Look below. Copy each line that has "рецепту" in it.

[BEGIN]

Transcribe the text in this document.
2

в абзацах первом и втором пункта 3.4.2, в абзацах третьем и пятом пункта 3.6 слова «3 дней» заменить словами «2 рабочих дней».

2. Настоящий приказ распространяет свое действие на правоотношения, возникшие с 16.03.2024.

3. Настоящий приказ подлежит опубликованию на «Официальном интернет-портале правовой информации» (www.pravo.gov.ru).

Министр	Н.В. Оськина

[END]
[BEGIN]

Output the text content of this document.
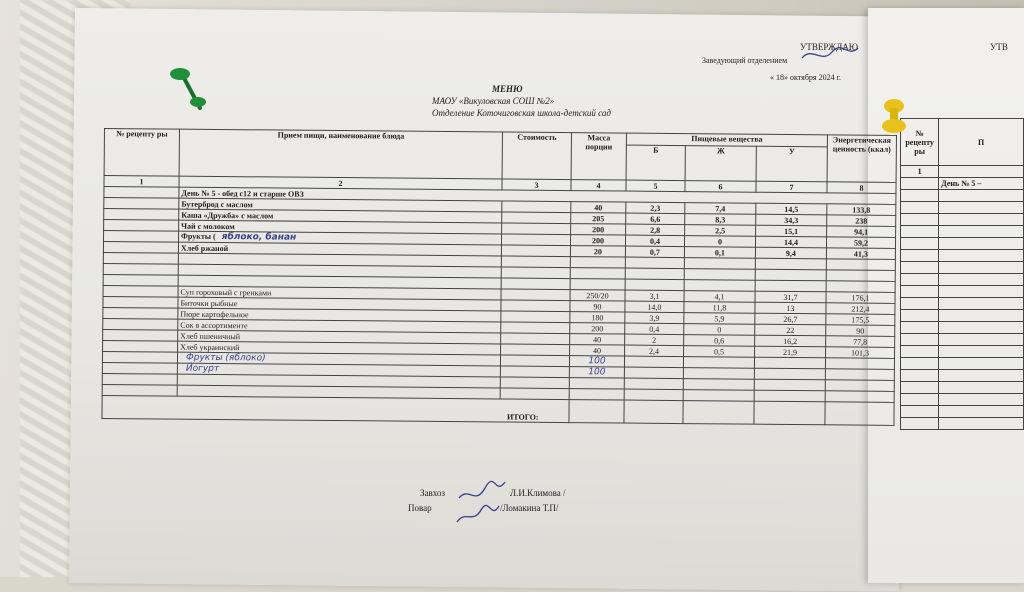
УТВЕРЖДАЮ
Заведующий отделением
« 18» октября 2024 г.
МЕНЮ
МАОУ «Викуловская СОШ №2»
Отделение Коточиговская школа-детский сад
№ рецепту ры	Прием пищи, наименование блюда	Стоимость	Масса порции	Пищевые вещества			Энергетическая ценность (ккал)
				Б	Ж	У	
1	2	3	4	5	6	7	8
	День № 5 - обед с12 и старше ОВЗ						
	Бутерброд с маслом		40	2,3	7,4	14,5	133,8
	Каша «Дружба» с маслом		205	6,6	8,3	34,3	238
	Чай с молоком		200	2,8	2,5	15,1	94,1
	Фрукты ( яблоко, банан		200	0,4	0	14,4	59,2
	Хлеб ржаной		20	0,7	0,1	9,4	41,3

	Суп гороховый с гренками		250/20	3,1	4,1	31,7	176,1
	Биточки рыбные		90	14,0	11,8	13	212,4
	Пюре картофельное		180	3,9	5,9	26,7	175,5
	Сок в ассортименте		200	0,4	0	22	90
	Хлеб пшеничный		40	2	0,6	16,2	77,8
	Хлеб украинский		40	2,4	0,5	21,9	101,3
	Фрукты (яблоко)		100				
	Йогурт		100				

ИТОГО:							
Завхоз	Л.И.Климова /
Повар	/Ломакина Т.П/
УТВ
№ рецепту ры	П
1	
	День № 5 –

[END]

(Exercise result):
№ рецепту ры	Прием пищи, наименование блюда	Стоимость	Масса порции	Пищевые вещества			Энергетическая ценность (ккал)
№ рецепту ры	П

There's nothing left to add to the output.